-------- MATERIAL FOR THIS EXERCISE

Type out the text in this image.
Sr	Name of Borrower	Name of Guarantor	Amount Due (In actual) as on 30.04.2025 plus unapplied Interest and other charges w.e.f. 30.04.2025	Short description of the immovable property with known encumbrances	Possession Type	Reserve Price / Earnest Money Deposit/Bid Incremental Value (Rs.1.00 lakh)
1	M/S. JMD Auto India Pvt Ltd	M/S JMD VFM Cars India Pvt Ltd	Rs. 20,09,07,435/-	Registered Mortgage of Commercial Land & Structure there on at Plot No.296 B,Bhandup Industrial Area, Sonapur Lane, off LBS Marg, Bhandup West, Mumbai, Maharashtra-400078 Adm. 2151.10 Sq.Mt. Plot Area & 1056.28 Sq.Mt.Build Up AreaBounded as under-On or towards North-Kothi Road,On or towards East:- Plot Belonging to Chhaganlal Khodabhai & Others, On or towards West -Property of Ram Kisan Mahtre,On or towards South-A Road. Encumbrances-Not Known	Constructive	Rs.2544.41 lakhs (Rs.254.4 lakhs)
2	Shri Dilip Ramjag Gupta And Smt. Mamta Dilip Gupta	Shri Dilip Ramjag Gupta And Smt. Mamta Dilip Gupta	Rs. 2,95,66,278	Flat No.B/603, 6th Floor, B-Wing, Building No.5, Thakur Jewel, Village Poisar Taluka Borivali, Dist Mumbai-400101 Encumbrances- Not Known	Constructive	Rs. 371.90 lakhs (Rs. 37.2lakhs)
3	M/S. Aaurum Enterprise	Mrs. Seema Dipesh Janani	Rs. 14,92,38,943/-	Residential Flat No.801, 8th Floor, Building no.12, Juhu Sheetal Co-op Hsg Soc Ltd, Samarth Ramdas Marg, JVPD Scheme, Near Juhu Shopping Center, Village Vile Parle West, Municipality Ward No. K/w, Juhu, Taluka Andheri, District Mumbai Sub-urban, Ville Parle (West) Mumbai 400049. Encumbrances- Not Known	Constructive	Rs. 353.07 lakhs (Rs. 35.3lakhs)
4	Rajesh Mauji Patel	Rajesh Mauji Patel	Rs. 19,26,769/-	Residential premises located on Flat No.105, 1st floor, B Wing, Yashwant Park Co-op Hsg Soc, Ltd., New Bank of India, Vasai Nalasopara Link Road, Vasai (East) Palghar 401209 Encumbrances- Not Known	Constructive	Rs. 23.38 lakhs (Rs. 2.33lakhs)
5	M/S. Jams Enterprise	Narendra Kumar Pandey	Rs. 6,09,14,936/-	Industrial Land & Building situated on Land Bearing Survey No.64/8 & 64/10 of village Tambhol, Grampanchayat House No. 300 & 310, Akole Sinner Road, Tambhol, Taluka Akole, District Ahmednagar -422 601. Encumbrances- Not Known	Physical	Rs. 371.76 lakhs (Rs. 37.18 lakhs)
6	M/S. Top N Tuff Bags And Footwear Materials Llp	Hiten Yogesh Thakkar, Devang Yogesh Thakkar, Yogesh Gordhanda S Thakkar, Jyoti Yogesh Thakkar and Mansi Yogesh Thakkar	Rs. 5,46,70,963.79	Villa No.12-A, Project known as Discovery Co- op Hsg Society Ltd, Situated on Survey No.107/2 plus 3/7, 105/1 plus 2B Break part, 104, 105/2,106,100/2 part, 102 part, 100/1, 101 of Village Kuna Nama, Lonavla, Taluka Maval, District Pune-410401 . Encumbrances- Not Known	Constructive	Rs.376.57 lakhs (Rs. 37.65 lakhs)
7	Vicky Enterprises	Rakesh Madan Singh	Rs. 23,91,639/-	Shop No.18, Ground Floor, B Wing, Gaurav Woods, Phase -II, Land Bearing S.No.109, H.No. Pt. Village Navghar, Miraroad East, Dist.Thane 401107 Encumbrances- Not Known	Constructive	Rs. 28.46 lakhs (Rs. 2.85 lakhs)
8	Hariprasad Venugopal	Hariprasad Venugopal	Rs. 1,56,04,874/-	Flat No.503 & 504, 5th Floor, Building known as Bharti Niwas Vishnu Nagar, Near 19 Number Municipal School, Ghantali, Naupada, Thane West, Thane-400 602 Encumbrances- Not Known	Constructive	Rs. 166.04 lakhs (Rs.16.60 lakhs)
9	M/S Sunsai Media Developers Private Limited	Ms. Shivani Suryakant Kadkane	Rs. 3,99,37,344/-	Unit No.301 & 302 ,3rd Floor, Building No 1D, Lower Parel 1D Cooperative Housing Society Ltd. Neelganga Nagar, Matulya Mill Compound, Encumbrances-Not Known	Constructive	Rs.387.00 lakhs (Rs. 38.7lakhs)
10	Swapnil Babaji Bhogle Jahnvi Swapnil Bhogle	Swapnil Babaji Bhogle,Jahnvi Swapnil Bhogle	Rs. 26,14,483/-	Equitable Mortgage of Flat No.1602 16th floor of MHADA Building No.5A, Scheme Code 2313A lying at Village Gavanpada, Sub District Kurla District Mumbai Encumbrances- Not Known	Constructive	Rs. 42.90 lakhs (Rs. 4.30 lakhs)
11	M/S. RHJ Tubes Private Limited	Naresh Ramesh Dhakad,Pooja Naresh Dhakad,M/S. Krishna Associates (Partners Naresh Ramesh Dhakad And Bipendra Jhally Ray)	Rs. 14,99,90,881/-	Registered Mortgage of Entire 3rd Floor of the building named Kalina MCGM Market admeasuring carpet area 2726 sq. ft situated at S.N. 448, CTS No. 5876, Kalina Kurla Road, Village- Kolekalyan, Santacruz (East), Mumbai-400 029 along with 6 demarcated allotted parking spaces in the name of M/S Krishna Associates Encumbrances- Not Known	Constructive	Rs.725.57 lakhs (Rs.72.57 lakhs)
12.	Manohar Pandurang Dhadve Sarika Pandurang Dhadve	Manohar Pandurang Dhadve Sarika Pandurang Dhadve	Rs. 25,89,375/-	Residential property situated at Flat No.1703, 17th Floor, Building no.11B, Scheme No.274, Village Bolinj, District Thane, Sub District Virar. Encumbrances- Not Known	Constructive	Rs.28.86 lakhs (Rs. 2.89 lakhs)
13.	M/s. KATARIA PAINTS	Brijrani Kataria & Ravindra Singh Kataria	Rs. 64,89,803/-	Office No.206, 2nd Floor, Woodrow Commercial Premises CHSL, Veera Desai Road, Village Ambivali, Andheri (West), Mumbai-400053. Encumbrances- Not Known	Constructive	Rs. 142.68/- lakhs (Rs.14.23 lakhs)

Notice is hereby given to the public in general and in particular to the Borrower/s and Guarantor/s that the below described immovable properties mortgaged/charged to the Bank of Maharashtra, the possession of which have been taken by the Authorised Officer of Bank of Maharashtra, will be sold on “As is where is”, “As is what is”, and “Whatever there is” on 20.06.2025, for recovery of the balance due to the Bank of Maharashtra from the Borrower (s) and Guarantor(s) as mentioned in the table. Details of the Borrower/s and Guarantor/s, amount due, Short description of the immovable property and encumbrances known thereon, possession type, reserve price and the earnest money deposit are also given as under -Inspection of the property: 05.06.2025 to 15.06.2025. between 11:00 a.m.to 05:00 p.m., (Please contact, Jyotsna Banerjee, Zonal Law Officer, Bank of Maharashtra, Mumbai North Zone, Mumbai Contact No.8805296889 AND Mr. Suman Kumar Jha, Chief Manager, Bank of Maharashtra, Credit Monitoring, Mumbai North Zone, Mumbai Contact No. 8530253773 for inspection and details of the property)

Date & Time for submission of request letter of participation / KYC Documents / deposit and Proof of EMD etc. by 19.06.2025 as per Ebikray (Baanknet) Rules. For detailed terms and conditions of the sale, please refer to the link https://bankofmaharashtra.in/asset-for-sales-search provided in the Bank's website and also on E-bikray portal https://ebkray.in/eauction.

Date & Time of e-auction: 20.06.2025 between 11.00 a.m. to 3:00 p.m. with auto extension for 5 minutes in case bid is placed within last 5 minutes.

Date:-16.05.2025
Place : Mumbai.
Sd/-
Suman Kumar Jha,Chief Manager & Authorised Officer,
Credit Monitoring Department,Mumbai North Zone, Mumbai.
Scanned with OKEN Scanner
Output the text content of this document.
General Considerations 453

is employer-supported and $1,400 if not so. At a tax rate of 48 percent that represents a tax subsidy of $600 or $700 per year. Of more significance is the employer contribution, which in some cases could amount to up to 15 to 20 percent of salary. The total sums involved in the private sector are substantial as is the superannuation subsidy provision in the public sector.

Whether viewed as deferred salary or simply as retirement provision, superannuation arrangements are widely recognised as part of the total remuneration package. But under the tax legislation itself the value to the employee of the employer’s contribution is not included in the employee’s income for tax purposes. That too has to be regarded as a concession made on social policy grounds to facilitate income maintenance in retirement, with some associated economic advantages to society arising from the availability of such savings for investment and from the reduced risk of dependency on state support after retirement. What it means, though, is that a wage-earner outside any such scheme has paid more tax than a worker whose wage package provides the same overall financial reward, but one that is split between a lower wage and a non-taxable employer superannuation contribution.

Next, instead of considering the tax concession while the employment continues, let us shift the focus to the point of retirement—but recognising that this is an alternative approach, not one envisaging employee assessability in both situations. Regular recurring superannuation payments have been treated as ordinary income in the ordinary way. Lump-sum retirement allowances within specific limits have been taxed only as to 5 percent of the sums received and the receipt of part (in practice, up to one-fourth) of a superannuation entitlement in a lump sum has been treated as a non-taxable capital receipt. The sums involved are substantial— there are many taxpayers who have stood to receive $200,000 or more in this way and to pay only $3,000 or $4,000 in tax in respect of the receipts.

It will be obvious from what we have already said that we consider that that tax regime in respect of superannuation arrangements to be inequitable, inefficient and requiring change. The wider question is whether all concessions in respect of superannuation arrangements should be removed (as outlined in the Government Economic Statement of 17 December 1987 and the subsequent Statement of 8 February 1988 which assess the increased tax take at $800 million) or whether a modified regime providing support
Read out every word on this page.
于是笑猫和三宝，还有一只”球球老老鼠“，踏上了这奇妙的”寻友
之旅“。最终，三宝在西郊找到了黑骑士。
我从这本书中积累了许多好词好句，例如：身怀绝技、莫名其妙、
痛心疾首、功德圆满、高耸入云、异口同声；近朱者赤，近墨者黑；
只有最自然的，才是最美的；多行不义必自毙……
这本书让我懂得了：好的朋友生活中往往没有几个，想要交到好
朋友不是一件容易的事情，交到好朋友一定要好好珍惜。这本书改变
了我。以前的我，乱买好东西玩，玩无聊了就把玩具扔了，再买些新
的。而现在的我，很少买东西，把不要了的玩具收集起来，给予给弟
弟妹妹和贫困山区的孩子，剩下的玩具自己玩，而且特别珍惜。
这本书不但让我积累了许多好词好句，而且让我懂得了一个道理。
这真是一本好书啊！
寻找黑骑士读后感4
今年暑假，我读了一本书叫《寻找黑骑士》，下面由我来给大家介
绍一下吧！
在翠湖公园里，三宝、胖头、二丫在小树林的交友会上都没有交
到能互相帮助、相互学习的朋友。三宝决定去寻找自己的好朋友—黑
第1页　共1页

----------------

TASK:
Extract every line containing the string "Time" from the data above.

WORKED ANSWER:
Date & Time for submission of request letter of participation / KYC Documents / deposit and Proof of EMD etc. by 19.06.2025 as per Ebikray (Baanknet) Rules. For detailed terms and conditions of the sale, please refer to the link https://bankofmaharashtra.in/asset-for-sales-search provided in the Bank's website and also on E-bikray portal https://ebkray.in/eauction.
Date & Time of e-auction: 20.06.2025 between 11.00 a.m. to 3:00 p.m. with auto extension for 5 minutes in case bid is placed within last 5 minutes.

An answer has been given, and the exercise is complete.